Copy all records verbatim.

Raw records
··········

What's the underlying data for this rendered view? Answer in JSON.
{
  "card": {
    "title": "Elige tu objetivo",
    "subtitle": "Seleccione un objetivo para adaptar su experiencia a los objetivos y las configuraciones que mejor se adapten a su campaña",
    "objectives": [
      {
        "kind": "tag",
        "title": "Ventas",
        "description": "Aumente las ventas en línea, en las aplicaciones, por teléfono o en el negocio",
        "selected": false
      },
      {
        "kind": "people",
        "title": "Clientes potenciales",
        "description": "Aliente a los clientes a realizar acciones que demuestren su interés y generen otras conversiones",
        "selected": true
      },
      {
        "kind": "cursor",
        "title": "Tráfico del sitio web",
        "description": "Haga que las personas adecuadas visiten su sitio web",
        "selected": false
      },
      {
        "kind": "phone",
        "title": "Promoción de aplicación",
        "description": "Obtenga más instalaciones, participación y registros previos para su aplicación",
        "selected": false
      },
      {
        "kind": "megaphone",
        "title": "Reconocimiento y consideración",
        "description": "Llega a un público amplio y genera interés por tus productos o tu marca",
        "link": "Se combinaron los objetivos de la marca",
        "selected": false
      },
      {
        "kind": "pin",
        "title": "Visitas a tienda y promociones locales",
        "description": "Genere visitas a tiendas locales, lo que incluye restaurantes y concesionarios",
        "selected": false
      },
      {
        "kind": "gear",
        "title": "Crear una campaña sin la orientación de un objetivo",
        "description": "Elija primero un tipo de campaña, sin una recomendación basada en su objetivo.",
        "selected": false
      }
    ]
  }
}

··········

Correct output »
What's the underlying data for this rendered view? Answer in JSON.
{
  "card": {
    "title": "Elige tu objetivo",
    "subtitle": "Seleccione un objetivo para adaptar su experiencia a los objetivos y las configuraciones que mejor se adapten a su campaña",
    "objectives": [
      {
        "kind": "tag",
        "title": "Ventas",
        "description": "Aumente las ventas en línea, en las aplicaciones, por teléfono o en el negocio",
        "selected": false
      },
      {
        "kind": "people",
        "title": "Clientes potenciales",
        "description": "Aliente a los clientes a realizar acciones que demuestren su interés y generen otras conversiones",
        "selected": true
      },
      {
        "kind": "cursor",
        "title": "Tráfico del sitio web",
        "description": "Haga que las personas adecuadas visiten su sitio web",
        "selected": false
      },
      {
        "kind": "phone",
        "title": "Promoción de aplicación",
        "description": "Obtenga más instalaciones, participación y registros previos para su aplicación",
        "selected": false
      },
      {
        "kind": "megaphone",
        "title": "Reconocimiento y consideración",
        "description": "Llega a un público amplio y genera interés por tus productos o tu marca",
        "link": "Se combinaron los objetivos de la marca",
        "selected": false
      },
      {
        "kind": "pin",
        "title": "Visitas a tienda y promociones locales",
        "description": "Genere visitas a tiendas locales, lo que incluye restaurantes y concesionarios",
        "selected": false
      },
      {
        "kind": "gear",
        "title": "Crear una campaña sin la orientación de un objetivo",
        "description": "Elija primero un tipo de campaña, sin una recomendación basada en su objetivo.",
        "selected": false
      }
    ]
  }
}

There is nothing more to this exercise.